Rewrite the records from the line containing "Extract all elements" through the line containing "- command-center-search[interactable]: B", changing "index.html" to "home.html" and keeping everything else the same. Leave the pictures out.

--- begin The input ---

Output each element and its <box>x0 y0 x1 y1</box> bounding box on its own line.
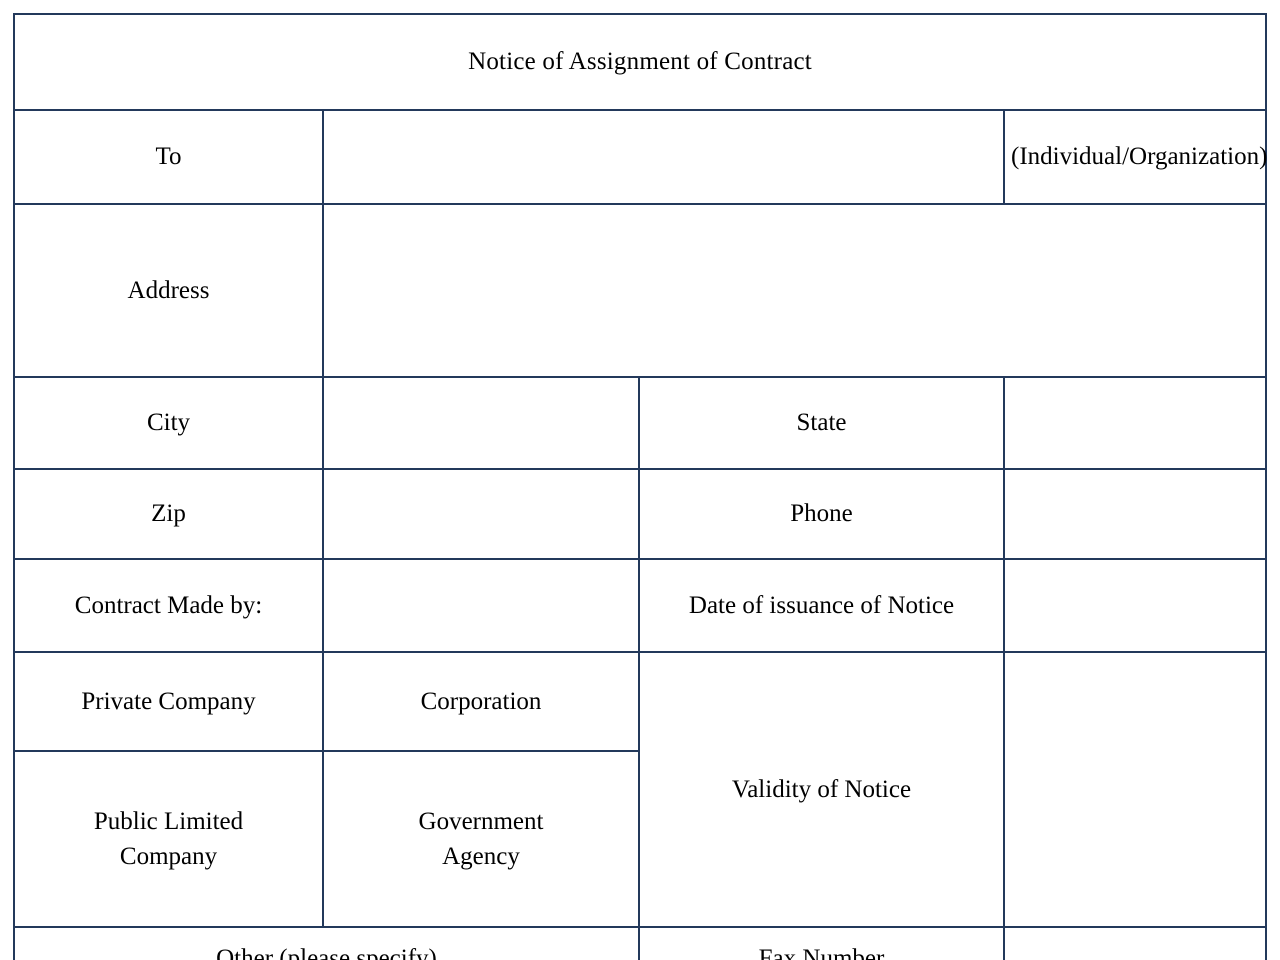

--- end The input ---
--- begin The input ---

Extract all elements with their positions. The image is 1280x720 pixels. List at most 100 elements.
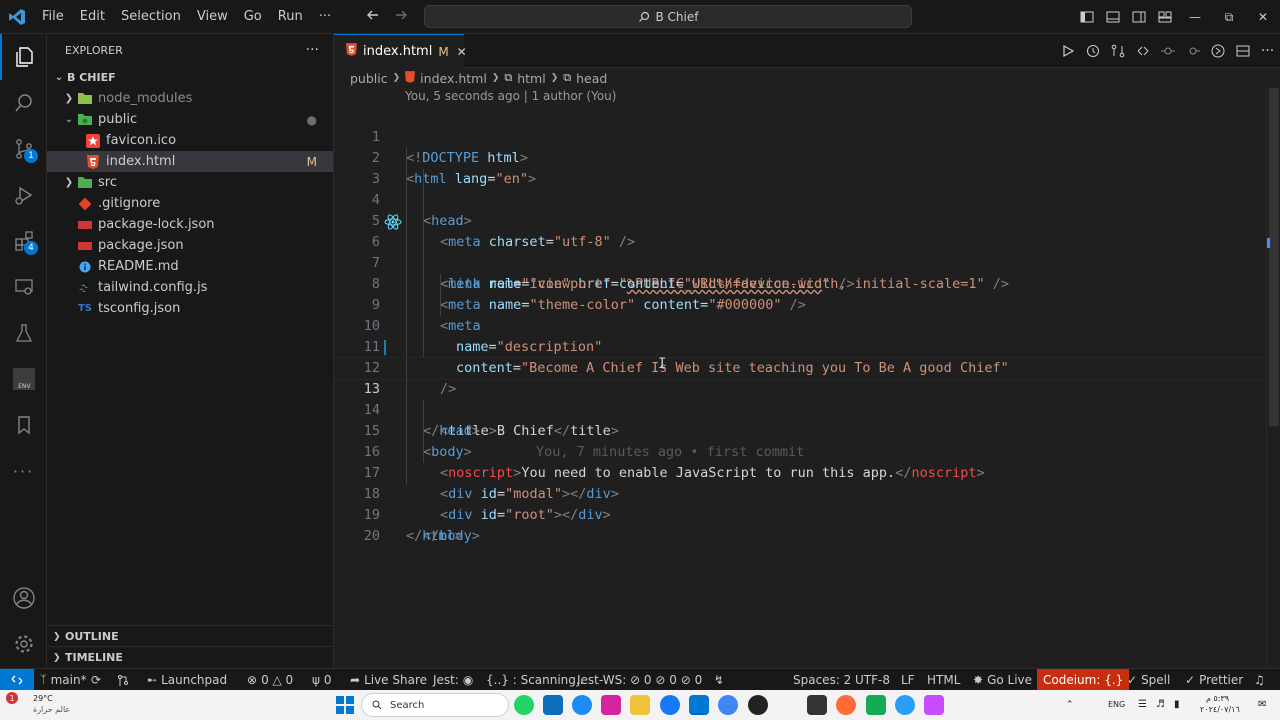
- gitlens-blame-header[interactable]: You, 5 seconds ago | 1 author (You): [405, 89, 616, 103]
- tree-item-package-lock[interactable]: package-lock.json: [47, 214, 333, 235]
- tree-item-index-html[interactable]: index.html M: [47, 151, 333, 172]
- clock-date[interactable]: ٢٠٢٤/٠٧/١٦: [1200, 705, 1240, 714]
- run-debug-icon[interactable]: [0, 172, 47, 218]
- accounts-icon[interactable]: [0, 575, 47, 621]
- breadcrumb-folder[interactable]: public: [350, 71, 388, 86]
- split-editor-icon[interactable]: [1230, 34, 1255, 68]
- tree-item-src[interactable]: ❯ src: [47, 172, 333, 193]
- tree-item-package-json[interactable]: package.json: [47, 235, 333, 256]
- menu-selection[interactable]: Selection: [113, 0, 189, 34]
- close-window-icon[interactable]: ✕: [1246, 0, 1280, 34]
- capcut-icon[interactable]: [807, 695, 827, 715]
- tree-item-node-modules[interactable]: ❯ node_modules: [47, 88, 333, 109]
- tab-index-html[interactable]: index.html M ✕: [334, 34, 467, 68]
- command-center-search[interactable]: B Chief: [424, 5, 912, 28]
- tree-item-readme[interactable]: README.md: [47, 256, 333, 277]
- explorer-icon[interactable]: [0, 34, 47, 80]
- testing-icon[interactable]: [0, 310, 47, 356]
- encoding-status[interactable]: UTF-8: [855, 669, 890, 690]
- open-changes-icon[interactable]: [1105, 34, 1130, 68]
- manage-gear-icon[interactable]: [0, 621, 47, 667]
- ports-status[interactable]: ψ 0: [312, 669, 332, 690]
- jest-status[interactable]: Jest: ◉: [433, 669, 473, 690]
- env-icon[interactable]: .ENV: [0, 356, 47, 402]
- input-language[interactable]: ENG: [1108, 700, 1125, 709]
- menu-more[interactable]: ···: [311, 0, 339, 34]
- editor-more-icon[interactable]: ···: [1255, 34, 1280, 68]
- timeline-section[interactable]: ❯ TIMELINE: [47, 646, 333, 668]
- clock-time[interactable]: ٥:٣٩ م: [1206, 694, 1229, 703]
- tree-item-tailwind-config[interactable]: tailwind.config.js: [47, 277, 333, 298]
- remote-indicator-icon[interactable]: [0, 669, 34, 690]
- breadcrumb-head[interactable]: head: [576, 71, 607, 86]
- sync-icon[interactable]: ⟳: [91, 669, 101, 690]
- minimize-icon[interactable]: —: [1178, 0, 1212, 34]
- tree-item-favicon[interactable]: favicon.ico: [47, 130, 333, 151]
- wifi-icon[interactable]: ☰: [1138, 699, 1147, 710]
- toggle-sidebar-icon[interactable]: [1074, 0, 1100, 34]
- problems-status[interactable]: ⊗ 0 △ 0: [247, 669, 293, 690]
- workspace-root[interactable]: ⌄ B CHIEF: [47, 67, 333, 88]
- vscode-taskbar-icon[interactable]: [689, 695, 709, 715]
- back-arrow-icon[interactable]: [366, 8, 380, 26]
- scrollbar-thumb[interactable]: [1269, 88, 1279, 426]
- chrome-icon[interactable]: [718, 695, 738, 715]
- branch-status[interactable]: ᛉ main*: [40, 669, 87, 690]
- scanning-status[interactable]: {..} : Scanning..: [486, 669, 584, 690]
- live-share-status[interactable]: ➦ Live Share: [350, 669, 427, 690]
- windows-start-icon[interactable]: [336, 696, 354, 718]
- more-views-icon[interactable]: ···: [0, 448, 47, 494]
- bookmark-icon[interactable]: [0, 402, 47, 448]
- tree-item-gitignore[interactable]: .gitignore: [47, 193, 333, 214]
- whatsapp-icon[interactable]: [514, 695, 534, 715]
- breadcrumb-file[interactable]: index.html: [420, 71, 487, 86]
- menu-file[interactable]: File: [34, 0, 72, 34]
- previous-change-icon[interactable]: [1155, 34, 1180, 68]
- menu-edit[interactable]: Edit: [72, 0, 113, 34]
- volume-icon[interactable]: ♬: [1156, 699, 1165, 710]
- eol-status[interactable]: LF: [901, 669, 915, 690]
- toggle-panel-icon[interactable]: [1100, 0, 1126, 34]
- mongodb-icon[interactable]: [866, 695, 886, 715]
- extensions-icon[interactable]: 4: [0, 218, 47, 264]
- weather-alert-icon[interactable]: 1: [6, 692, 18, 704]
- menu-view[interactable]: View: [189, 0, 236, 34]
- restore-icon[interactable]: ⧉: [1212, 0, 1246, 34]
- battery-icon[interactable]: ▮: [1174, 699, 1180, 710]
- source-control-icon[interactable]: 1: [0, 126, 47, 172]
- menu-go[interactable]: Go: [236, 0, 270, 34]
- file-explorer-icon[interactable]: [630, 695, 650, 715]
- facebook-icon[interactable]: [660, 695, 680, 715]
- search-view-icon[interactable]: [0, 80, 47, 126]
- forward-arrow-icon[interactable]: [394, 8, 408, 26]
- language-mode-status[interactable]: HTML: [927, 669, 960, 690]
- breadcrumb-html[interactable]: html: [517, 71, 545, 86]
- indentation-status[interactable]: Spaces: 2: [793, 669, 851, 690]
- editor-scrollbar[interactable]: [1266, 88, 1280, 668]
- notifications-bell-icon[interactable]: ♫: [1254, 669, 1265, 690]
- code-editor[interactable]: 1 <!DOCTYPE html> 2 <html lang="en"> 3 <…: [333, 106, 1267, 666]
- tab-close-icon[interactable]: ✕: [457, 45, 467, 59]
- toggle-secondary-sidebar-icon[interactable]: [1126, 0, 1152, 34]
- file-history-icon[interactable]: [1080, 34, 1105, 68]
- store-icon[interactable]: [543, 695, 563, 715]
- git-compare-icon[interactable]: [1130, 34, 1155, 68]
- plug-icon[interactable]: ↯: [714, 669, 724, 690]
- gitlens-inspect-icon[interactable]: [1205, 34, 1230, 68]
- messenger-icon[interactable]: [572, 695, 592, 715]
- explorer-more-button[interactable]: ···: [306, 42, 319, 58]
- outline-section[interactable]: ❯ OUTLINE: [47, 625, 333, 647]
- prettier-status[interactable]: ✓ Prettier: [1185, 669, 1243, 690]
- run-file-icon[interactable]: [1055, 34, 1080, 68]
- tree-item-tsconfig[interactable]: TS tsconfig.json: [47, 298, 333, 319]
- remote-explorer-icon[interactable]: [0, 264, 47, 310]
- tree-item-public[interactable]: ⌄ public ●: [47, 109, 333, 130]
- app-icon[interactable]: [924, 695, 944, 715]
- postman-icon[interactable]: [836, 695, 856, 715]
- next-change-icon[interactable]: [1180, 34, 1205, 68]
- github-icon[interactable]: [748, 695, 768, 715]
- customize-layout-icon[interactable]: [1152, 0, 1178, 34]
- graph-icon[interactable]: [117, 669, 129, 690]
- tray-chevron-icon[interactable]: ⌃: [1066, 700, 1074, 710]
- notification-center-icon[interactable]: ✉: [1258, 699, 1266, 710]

--- end The input ---

### Answer to this task
Extract all elements with their positions. The image is 1280x720 pixels. List at most 100 elements.
- gitlens-blame-header[interactable]: You, 5 seconds ago | 1 author (You): [405, 89, 616, 103]
- tree-item-package-lock[interactable]: package-lock.json: [47, 214, 333, 235]
- tree-item-index-html[interactable]: home.html M: [47, 151, 333, 172]
- clock-date[interactable]: ٢٠٢٤/٠٧/١٦: [1200, 705, 1240, 714]
- run-debug-icon[interactable]: [0, 172, 47, 218]
- accounts-icon[interactable]: [0, 575, 47, 621]
- breadcrumb-folder[interactable]: public: [350, 71, 388, 86]
- split-editor-icon[interactable]: [1230, 34, 1255, 68]
- tree-item-src[interactable]: ❯ src: [47, 172, 333, 193]
- tree-item-package-json[interactable]: package.json: [47, 235, 333, 256]
- menu-selection[interactable]: Selection: [113, 0, 189, 34]
- close-window-icon[interactable]: ✕: [1246, 0, 1280, 34]
- capcut-icon[interactable]: [807, 695, 827, 715]
- tree-item-node-modules[interactable]: ❯ node_modules: [47, 88, 333, 109]
- tab-index-html[interactable]: home.html M ✕: [334, 34, 467, 68]
- command-center-search[interactable]: B Chief: [424, 5, 912, 28]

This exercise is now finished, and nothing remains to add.